> _Task objective_
Reproduce all lines of the listing below in which the word "Número" occurs.

> _Provided information_

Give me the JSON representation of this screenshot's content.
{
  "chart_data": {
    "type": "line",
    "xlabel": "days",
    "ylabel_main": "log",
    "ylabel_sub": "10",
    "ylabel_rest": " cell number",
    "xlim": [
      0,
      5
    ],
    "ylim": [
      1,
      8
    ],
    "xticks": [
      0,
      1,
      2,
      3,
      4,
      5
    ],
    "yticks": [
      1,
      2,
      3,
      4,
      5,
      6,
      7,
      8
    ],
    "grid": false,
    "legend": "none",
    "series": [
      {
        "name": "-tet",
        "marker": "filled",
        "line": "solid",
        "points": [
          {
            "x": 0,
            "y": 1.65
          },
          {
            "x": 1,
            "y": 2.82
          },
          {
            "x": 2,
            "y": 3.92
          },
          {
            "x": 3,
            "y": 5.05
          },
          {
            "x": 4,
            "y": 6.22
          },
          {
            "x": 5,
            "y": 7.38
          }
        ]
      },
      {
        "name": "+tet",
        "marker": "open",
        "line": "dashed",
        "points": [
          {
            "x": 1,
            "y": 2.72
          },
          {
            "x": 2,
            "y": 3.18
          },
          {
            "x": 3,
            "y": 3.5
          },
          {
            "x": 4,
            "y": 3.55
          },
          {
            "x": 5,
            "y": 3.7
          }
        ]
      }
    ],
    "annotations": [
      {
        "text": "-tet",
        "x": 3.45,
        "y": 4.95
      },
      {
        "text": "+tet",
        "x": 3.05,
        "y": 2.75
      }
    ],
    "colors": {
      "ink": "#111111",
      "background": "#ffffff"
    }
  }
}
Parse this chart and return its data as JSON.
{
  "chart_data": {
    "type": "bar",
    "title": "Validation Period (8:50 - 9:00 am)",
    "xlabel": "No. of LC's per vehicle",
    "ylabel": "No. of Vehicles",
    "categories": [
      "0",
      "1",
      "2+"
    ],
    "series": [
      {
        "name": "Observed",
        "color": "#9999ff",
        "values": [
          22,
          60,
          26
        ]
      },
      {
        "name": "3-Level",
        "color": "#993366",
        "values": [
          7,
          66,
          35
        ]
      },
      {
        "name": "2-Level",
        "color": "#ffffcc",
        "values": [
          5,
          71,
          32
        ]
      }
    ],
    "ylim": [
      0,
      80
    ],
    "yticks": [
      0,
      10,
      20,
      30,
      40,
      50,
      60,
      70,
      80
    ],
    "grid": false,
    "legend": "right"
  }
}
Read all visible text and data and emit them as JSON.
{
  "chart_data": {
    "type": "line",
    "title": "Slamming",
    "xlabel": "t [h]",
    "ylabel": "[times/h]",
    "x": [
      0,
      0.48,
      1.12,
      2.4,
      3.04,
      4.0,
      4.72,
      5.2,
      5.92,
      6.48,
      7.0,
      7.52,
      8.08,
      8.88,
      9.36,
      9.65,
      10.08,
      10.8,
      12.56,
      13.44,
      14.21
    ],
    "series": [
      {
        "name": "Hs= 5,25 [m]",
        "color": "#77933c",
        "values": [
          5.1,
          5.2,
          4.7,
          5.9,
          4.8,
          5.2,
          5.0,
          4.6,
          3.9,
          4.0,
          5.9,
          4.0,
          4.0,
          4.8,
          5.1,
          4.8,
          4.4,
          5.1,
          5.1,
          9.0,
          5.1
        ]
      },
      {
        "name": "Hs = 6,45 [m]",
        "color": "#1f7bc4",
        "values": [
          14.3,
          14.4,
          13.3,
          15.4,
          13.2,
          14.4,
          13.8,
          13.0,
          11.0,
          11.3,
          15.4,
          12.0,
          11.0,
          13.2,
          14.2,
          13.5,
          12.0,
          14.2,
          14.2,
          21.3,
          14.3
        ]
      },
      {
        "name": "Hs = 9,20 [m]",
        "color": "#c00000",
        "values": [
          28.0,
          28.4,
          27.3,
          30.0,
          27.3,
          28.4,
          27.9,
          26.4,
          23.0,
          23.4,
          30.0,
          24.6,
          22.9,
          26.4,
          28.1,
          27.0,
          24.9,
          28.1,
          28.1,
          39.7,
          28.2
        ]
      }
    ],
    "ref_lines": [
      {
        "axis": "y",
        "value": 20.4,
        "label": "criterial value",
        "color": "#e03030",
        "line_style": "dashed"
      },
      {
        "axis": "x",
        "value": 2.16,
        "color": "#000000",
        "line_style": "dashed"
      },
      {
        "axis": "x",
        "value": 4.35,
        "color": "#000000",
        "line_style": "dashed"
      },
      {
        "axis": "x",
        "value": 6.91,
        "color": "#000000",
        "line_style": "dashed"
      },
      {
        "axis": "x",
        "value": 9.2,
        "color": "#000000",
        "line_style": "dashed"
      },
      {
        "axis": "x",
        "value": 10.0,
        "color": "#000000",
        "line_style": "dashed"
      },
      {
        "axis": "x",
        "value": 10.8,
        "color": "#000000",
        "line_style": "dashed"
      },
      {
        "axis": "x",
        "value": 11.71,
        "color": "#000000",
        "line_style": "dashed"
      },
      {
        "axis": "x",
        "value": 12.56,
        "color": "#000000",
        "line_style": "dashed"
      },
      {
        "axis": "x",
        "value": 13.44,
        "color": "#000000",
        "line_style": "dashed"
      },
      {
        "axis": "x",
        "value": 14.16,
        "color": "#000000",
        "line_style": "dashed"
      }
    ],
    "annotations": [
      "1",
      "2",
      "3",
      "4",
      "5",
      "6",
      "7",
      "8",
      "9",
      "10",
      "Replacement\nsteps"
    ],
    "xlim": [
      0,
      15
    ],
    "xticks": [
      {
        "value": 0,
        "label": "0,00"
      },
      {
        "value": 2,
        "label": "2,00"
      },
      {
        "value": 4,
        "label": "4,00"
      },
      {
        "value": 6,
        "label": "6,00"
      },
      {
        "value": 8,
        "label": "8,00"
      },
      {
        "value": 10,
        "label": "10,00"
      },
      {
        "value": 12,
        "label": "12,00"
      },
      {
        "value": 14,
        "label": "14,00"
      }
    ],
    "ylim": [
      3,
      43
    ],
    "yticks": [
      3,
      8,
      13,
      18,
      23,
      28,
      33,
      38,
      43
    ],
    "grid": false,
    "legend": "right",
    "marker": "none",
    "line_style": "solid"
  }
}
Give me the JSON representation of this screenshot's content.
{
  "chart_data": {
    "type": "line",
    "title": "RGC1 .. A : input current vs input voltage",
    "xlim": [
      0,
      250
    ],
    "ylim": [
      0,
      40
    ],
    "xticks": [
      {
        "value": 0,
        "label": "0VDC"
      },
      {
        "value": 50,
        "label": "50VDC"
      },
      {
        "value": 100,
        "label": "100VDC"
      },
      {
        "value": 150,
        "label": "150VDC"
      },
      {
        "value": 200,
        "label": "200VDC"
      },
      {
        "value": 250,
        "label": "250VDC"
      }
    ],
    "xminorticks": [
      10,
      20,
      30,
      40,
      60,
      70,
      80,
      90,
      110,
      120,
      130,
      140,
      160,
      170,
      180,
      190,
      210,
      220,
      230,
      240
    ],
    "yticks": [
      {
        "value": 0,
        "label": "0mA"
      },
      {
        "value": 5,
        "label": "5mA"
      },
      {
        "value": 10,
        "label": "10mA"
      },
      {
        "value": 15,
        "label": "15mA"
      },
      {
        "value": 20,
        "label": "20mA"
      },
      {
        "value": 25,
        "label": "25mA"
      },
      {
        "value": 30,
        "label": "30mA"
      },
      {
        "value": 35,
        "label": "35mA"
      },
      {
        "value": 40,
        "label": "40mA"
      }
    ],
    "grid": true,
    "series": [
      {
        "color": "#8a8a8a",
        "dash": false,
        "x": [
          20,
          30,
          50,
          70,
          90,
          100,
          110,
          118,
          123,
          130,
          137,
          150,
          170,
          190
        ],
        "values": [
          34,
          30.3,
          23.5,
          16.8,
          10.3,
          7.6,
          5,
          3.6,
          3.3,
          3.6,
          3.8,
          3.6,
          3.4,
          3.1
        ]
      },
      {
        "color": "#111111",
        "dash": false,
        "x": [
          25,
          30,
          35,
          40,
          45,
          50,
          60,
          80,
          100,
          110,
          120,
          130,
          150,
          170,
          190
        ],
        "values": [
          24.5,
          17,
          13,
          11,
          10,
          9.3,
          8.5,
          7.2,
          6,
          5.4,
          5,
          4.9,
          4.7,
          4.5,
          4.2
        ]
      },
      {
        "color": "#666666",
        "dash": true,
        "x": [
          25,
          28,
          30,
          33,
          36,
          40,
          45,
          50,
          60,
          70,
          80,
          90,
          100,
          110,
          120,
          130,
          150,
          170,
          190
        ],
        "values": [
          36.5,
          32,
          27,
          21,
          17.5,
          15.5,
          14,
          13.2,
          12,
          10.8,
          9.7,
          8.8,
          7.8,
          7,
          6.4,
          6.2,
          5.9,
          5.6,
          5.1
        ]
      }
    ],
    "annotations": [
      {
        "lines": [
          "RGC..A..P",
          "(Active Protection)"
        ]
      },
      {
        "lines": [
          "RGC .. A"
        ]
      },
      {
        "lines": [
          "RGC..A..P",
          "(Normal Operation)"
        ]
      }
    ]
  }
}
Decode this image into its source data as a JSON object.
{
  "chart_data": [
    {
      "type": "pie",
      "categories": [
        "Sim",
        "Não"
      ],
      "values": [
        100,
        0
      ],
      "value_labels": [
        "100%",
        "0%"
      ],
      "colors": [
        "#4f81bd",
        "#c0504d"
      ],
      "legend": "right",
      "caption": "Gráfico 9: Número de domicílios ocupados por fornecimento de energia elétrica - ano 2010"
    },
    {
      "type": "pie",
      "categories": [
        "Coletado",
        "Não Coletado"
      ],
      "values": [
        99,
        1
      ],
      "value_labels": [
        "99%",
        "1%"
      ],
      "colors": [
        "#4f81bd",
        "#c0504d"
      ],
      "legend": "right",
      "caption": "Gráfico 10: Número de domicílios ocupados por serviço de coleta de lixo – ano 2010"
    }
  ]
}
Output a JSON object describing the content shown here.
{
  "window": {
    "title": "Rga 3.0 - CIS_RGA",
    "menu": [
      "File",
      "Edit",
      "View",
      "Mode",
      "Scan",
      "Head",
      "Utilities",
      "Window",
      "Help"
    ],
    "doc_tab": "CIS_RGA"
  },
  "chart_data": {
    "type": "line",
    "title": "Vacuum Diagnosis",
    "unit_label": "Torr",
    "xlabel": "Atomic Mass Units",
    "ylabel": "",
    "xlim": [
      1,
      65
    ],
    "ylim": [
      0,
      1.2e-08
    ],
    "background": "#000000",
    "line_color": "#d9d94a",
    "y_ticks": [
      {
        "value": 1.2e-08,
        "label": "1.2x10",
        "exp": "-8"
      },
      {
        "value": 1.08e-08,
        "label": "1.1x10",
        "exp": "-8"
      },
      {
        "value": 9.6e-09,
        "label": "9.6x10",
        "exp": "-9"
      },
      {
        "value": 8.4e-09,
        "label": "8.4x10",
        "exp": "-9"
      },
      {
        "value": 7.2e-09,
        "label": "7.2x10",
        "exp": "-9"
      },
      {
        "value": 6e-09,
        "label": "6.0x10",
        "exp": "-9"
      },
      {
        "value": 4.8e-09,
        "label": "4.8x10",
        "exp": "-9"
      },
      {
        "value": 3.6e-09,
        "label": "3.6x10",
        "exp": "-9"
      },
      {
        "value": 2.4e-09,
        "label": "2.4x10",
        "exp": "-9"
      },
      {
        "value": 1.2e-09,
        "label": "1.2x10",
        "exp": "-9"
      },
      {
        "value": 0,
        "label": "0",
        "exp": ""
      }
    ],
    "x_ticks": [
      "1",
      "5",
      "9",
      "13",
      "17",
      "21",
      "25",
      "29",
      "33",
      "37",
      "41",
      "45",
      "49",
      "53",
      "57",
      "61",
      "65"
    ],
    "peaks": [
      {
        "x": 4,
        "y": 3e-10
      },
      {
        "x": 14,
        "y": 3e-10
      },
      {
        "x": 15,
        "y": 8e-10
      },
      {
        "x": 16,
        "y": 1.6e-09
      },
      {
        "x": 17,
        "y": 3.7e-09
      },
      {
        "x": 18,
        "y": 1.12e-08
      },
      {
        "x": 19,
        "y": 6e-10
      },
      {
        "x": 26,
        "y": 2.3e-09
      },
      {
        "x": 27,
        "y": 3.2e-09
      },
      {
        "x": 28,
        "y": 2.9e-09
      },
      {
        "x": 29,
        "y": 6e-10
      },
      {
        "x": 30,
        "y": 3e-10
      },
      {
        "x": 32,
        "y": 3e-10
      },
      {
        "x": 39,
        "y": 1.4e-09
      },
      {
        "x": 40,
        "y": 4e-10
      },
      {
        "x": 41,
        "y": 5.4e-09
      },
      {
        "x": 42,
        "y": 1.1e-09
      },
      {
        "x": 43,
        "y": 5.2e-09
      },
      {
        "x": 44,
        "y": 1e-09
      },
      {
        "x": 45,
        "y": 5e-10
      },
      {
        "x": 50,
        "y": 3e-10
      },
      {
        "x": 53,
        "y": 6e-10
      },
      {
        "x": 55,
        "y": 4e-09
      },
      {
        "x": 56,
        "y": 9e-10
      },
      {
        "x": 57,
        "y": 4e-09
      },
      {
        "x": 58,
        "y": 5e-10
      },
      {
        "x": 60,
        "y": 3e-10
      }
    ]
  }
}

> _Solution below_
      "caption": "Gráfico 9: Número de domicílios ocupados por fornecimento de energia elétrica - ano 2010"
      "caption": "Gráfico 10: Número de domicílios ocupados por serviço de coleta de lixo – ano 2010"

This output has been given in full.